Exercise brief: Write the entries below out again exactly; any picture in them stays out.

Extracted records

start

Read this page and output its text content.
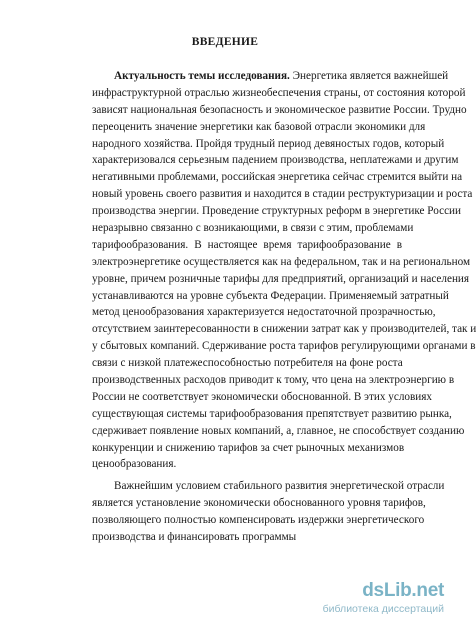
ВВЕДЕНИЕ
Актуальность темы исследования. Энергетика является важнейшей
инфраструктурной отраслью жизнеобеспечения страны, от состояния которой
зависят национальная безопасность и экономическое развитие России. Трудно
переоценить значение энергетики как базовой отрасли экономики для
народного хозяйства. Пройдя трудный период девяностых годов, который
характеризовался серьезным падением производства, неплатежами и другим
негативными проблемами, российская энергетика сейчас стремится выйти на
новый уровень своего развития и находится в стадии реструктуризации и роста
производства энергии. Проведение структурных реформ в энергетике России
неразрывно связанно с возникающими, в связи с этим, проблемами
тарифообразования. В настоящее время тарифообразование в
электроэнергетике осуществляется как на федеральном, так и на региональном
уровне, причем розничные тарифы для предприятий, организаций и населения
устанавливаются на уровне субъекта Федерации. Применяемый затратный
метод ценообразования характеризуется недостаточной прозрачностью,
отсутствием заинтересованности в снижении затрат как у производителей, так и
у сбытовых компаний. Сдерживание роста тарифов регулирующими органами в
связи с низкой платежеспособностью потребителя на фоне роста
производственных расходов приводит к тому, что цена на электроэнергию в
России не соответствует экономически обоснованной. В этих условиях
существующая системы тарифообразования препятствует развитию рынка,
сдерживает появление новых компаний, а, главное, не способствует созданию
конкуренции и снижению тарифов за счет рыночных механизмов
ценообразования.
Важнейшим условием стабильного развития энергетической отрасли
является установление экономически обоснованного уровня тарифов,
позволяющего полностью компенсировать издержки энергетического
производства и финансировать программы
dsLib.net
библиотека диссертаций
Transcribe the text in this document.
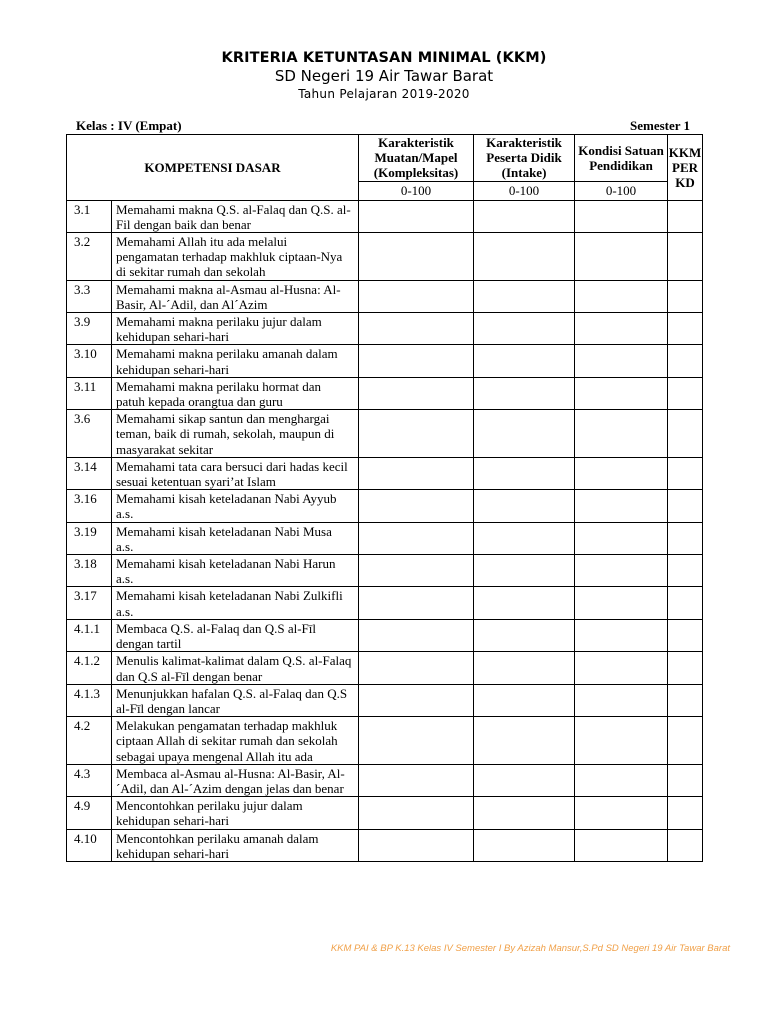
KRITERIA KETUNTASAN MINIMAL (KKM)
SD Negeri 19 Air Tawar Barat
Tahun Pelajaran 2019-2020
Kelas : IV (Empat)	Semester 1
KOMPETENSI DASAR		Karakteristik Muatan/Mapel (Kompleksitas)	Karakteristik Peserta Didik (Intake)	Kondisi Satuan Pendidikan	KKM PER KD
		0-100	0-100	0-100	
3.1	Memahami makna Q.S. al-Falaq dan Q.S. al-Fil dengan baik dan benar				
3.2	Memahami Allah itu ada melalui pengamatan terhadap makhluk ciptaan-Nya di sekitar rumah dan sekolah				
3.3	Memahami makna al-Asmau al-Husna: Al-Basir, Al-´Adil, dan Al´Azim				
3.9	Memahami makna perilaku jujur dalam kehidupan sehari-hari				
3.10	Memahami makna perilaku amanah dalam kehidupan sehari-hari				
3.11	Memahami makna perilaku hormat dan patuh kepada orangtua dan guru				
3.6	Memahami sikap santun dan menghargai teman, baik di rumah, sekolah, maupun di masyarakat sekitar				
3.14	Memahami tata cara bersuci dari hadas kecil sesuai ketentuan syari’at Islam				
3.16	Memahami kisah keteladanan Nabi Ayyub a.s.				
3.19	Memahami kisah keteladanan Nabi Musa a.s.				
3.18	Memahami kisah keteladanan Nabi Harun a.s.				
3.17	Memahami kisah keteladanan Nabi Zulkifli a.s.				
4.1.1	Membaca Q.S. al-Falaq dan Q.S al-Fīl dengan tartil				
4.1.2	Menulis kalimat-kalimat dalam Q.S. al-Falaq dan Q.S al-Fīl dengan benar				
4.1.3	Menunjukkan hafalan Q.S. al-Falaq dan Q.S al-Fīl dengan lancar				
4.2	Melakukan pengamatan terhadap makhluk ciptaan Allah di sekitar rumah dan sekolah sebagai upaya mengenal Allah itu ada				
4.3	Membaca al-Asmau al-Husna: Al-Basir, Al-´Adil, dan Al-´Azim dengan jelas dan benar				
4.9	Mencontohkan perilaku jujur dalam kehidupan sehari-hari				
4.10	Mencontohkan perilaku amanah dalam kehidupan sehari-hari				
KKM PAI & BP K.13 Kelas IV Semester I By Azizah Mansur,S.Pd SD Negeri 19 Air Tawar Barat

end

Final result:
Read this page and output its text content.
ВВЕДЕНИЕ
Актуальность темы исследования. Энергетика является важнейшей
инфраструктурной отраслью жизнеобеспечения страны, от состояния которой
зависят национальная безопасность и экономическое развитие России. Трудно
переоценить значение энергетики как базовой отрасли экономики для
народного хозяйства. Пройдя трудный период девяностых годов, который
характеризовался серьезным падением производства, неплатежами и другим
негативными проблемами, российская энергетика сейчас стремится выйти на
новый уровень своего развития и находится в стадии реструктуризации и роста
производства энергии. Проведение структурных реформ в энергетике России
неразрывно связанно с возникающими, в связи с этим, проблемами
тарифообразования. В настоящее время тарифообразование в
электроэнергетике осуществляется как на федеральном, так и на региональном
уровне, причем розничные тарифы для предприятий, организаций и населения
устанавливаются на уровне субъекта Федерации. Применяемый затратный
метод ценообразования характеризуется недостаточной прозрачностью,
отсутствием заинтересованности в снижении затрат как у производителей, так и
у сбытовых компаний. Сдерживание роста тарифов регулирующими органами в
связи с низкой платежеспособностью потребителя на фоне роста
производственных расходов приводит к тому, что цена на электроэнергию в
России не соответствует экономически обоснованной. В этих условиях
существующая системы тарифообразования препятствует развитию рынка,
сдерживает появление новых компаний, а, главное, не способствует созданию
конкуренции и снижению тарифов за счет рыночных механизмов
ценообразования.
Важнейшим условием стабильного развития энергетической отрасли
является установление экономически обоснованного уровня тарифов,
позволяющего полностью компенсировать издержки энергетического
производства и финансировать программы
dsLib.net
библиотека диссертаций
Transcribe the text in this document.
KRITERIA KETUNTASAN MINIMAL (KKM)
SD Negeri 19 Air Tawar Barat
Tahun Pelajaran 2019-2020
Kelas : IV (Empat)	Semester 1
KOMPETENSI DASAR		Karakteristik Muatan/Mapel (Kompleksitas)	Karakteristik Peserta Didik (Intake)	Kondisi Satuan Pendidikan	KKM PER KD
		0-100	0-100	0-100	
3.1	Memahami makna Q.S. al-Falaq dan Q.S. al-Fil dengan baik dan benar				
3.2	Memahami Allah itu ada melalui pengamatan terhadap makhluk ciptaan-Nya di sekitar rumah dan sekolah				
3.3	Memahami makna al-Asmau al-Husna: Al-Basir, Al-´Adil, dan Al´Azim				
3.9	Memahami makna perilaku jujur dalam kehidupan sehari-hari				
3.10	Memahami makna perilaku amanah dalam kehidupan sehari-hari				
3.11	Memahami makna perilaku hormat dan patuh kepada orangtua dan guru				
3.6	Memahami sikap santun dan menghargai teman, baik di rumah, sekolah, maupun di masyarakat sekitar				
3.14	Memahami tata cara bersuci dari hadas kecil sesuai ketentuan syari’at Islam				
3.16	Memahami kisah keteladanan Nabi Ayyub a.s.				
3.19	Memahami kisah keteladanan Nabi Musa a.s.				
3.18	Memahami kisah keteladanan Nabi Harun a.s.				
3.17	Memahami kisah keteladanan Nabi Zulkifli a.s.				
4.1.1	Membaca Q.S. al-Falaq dan Q.S al-Fīl dengan tartil				
4.1.2	Menulis kalimat-kalimat dalam Q.S. al-Falaq dan Q.S al-Fīl dengan benar				
4.1.3	Menunjukkan hafalan Q.S. al-Falaq dan Q.S al-Fīl dengan lancar				
4.2	Melakukan pengamatan terhadap makhluk ciptaan Allah di sekitar rumah dan sekolah sebagai upaya mengenal Allah itu ada				
4.3	Membaca al-Asmau al-Husna: Al-Basir, Al-´Adil, dan Al-´Azim dengan jelas dan benar				
4.9	Mencontohkan perilaku jujur dalam kehidupan sehari-hari				
4.10	Mencontohkan perilaku amanah dalam kehidupan sehari-hari				
KKM PAI & BP K.13 Kelas IV Semester I By Azizah Mansur,S.Pd SD Negeri 19 Air Tawar Barat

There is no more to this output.